What you will do:
A) Quote the international finance lesson word for word, beginning at the words "These goods may" and stopping after the words "than it imports.".
B) Extend the international finance lesson, picking up right after its final sentence.

Text excerpt:

⟨

In this lesson, you’re expected to learn about:
– international currency
– considering the opportunities and risks of international investments
– sourcing capital and distributing products globally
As advances in global communication, information and transportation occur, simply remaining domestically-minded is no longer sufficient, because ‘sticking your head in the sand’ does nothing more than blind you to the manner in which businesses around the world are already influencing your own company and your own life.
This lesson discusses some of those things that are uniquely related to international finance.
Nations keep track of all the trades they make in their balance of payments, with the two primary accounts being:
1) Current Account
Measures the amount of consumable goods entering or leaving a country. (The current account is what people are referring to when they discuss trade deficits and surpluses.)
These goods may include food, cars, machinery, customer service or anything else being purchased. A current account deficit means that a nation imports more goods than it exports and a current account surplus indicates that a nation exports more goods than it imports.
2) Capital Account
Consists of investments one nation makes in another nation’s economy, such as the value of new business start-ups, the value of stocks, shares and bond purchases, and even the transfer of money related to imports and exports.

⟩

Dataset content:
⟨

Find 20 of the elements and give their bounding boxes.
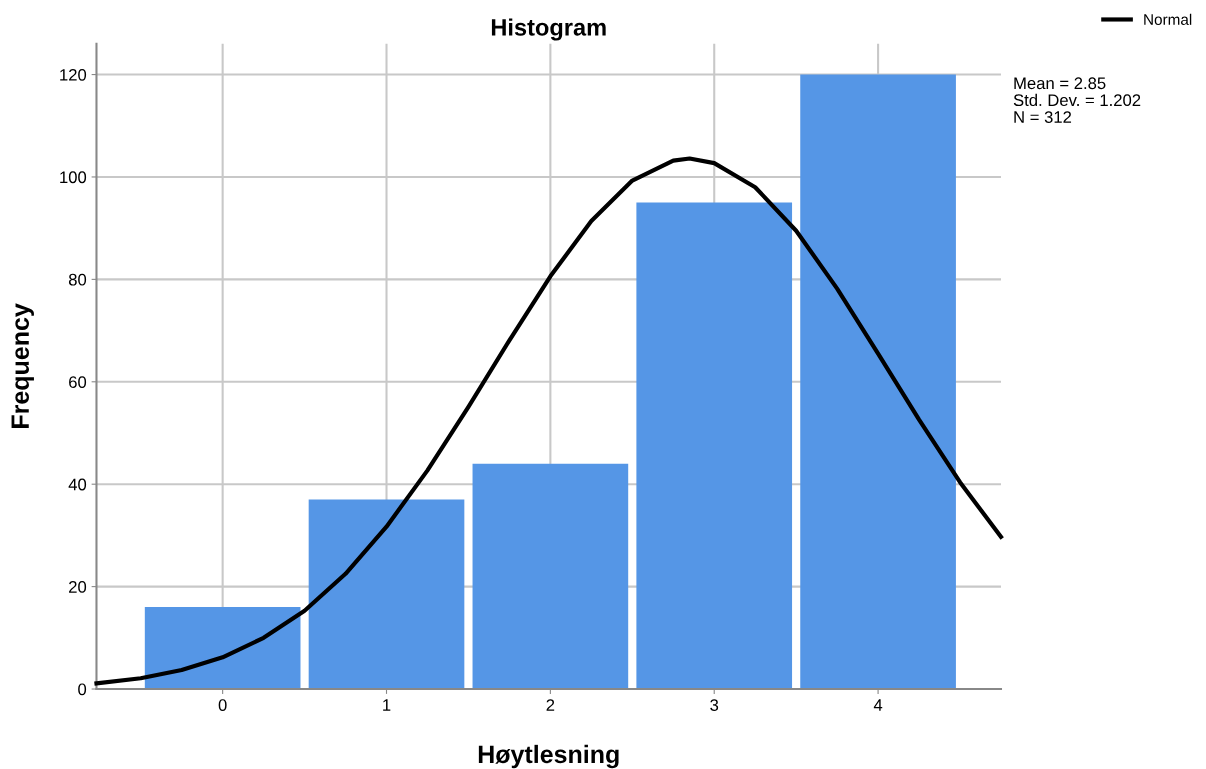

⟩

The replies:
A)
These goods may include food, cars, machinery, customer service or anything else being purchased. A current account deficit means that a nation imports more goods than it exports and a current account surplus indicates that a nation exports more goods than it imports.

B)
So when Nation A exports goods to Nation B, it does so with the expectation that it will later trade the currency Nation B gives it for a greater amount of resources than Nation B gave it this time. In other words, the whole process of exporting is an investment.
An increase in one of these accounts always results in a decrease in the other. So when a nation has a current account deficit, it also has a capital account surplus.
A nation can sustain a current account deficit as long as the people of other nations are confident that they’ll be able to use the currency they receive for their exports to purchase other goods and services from the importing nation or other nations interested in the importing nation’s currency.
The real issue is whether or not the value of the nation’s exports is going to increase over time relative to the value of its imports. A nation wants to know whether all the money it’s spending will boost the total value of its productivity in a manner that allows it to meet its export obligations later (because other nations now hold its currency) while still maintaining enough production to meet domestic demand, and whether companies are treating imports as capital investments or mere consumption.
The purchasing power of a nation’s currency refers to that nation’s ability to purchase goods. Usually purchasing power is measured using a list of necessities, such as groceries, utilities and other requirements for daily life.
Purchasing power by itself doesn’t really mean anything, but when used to track changes over time, it helps measure inflation. For example, if the price of beer goes up from £100 per keg to £101 in a year, the nation experiences 1% inflation that year.
Purchasing Power Parity
Purchasing power also comes into play when you’re comparing the ability of your money to buy something in your home country and the ability of a foreign currency to buy the same thing in the foreign nation. This comparison is called purchasing power parity (PPP).
For example, if £100 buys a keg of beer in the UK, but that exact same keg of beer bought in the US costs $124, the PPP of the dollar in the US to the pound in the UK is £100 = $124
(i.e. £1 = $1.24).
Probably the most famous way of measuring PPP is by using the Big Mac Index (published in The Economist). This Index uses the price of a McDonald’s Big Mac in every nation to determine PPP.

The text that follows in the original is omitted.